= GIVEN INFORMATION =
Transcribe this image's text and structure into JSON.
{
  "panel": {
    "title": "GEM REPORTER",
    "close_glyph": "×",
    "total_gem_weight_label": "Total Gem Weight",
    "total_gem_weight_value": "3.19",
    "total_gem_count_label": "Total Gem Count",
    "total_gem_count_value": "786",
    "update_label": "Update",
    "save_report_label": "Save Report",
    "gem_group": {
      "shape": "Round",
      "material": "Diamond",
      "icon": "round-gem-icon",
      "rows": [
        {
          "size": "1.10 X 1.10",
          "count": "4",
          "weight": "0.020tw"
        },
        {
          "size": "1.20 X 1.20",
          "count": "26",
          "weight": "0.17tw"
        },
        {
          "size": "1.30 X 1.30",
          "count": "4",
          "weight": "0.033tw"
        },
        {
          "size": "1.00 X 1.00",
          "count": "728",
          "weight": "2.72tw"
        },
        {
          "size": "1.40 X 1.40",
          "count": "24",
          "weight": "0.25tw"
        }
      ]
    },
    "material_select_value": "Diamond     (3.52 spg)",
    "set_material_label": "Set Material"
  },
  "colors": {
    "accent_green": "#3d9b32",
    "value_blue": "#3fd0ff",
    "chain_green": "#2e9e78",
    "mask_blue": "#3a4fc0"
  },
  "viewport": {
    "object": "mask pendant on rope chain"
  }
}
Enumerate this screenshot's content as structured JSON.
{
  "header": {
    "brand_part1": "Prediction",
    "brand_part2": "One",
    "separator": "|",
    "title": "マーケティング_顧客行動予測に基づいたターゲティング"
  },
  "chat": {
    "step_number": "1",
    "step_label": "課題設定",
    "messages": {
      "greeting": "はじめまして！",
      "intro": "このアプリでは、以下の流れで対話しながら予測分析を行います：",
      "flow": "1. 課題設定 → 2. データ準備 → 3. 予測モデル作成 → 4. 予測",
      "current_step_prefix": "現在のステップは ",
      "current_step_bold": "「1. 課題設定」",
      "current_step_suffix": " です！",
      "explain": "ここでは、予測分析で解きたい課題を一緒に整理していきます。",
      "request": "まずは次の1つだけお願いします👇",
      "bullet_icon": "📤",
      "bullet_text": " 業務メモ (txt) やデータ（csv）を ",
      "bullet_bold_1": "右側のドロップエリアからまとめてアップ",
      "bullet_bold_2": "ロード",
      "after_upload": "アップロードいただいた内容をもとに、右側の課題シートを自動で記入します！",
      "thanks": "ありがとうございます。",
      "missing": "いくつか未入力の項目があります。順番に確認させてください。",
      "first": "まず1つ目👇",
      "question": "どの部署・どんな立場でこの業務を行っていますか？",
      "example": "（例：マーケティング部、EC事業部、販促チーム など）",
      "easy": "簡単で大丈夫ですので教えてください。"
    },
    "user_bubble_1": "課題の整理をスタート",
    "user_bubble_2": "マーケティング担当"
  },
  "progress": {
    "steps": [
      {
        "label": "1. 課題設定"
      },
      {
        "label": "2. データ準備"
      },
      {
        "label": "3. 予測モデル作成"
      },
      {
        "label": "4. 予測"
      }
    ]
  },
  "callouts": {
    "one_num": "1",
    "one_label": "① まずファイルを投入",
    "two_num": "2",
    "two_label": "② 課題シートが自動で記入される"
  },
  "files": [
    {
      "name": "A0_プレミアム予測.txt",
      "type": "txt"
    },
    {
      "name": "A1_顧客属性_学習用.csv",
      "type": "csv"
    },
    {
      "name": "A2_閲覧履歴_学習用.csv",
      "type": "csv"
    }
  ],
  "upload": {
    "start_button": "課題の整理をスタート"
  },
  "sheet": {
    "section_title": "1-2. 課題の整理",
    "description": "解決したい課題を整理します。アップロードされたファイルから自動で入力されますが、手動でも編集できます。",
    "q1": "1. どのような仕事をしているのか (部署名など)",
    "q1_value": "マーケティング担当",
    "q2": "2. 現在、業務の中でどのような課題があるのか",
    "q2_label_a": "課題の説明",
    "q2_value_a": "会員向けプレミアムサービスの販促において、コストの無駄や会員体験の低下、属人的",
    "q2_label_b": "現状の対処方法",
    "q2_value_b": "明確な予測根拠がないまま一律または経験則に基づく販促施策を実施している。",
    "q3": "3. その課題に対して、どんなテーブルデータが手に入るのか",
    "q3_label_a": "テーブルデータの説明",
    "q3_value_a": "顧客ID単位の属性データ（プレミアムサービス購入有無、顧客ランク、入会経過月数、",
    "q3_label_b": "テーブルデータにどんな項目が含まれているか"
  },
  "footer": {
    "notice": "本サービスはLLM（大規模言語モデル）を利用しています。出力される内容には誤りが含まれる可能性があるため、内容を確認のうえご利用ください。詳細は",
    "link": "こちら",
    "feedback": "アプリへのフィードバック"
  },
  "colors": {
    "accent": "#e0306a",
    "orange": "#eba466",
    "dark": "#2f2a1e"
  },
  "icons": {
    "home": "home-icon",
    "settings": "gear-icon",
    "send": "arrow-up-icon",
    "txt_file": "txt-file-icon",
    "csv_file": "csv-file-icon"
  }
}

= TASK BRIEF =
Copy each line of the data that contains the word "課題設定".

= ANSWER TO THE TASK =
    "step_label": "課題設定",
      "flow": "1. 課題設定 → 2. データ準備 → 3. 予測モデル作成 → 4. 予測",
      "current_step_bold": "「1. 課題設定」",
        "label": "1. 課題設定"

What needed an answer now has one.